-- begin PROVIDED TEXT --

Question

Proof Assistance please!!

Answer 1

\(Suppose~that~f:[a,b] \rightarrow \Re ~is ~differentiable~and~c ~\epsilon ~[a,b].\)\(~~Then ~show~that~there~exists~a~sequence~{x_n},~x_n \not=c,\)\(~such~that~f'(c)=lim_{{n \rightarrow \infty}}f'(x_n).\)

Answer 2

@Hero , @nincompoop any ideas?

Answer 3

text not appearing???

Answer 4

We cant view the complete question. Please post again.

Answer 5

ok \[Suppose~that~f:[a,b] \rightarrow \Re ~is ~differentiable~and~c ~\epsilon ~[a,b].~~Then ~show~that~there~exists~a~sequence~{x_n},~x_n \not =c,~such~that~f'(c)=lim{n}{\inf}f'(x_n).\] Did that work?

Answer 6

No it did not. Its visible only up "then show that there...."

Answer 7

ok what can you see up to on the first post?

Answer 8

"....Then show that" can you start from here

Answer 9

\[Then ~show~that~there~exists~a~sequence~{x_n},~x_n \not =c,~such~that~f'(c)=lim_{n\rightarrow \infty}f'(x_n).\]

Answer 10

\[f'(c)=lim_{n \rightarrow \infty}f'(x_n).\]

Answer 11

I think I need to use the Mean Value Theorem?

Answer 12

I would define an Xn = c/(1 + 1/n) then lim Xn = c and lim f'(Xn) = F'(c) but the mean value theorem may be a more rigorous idea

Answer 13

ok thank you, I appreciate the input

-- end PROVIDED TEXT --

**REQUIRED TASK**
Reproduce the forum thread on the derivative proof word for word, from "We cant view" to "Did that work?".

-- begin EXCERPTED DATA --

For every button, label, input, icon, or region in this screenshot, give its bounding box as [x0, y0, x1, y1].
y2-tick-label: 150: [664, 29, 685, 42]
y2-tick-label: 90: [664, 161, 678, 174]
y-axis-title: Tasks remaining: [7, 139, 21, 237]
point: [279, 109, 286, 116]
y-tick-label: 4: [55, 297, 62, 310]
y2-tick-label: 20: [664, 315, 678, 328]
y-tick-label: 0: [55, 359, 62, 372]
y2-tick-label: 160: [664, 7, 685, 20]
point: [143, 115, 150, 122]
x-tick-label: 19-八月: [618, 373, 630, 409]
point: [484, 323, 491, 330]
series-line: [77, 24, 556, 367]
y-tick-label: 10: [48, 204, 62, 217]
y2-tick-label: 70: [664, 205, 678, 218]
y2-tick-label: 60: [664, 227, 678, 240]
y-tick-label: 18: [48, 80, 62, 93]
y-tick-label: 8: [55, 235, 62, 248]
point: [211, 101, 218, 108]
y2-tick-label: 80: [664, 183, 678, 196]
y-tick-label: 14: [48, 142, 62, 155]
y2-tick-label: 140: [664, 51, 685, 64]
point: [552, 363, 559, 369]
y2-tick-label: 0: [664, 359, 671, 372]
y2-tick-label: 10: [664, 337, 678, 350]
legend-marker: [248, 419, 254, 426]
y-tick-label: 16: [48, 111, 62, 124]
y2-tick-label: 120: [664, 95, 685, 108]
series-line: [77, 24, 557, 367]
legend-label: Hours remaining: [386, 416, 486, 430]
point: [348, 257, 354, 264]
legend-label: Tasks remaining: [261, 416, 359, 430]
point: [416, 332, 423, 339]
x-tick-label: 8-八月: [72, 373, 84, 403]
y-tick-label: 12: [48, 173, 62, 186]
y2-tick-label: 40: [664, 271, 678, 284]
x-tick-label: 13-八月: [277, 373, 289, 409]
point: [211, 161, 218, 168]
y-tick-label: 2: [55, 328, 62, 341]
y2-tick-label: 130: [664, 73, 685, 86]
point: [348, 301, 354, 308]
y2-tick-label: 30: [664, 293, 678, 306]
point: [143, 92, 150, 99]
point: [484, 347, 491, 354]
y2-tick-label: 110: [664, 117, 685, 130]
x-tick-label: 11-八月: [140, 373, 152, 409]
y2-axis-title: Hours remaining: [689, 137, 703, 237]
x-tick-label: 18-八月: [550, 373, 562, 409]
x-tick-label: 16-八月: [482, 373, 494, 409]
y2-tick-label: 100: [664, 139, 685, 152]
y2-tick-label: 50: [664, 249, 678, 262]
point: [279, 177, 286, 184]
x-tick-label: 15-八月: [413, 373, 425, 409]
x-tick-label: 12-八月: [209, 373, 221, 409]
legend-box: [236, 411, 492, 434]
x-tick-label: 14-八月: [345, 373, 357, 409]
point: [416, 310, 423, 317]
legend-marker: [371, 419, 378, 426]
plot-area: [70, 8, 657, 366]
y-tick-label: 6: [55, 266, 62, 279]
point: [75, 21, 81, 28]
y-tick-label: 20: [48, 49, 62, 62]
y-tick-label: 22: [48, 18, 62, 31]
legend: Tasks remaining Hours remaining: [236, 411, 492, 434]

-- end EXCERPTED DATA --

**THE ANSWER**
We cant view the complete question. Please post again.

Answer 5

ok \[Suppose~that~f:[a,b] \rightarrow \Re ~is ~differentiable~and~c ~\epsilon ~[a,b].~~Then ~show~that~there~exists~a~sequence~{x_n},~x_n \not =c,~such~that~f'(c)=lim{n}{\inf}f'(x_n).\] Did that work?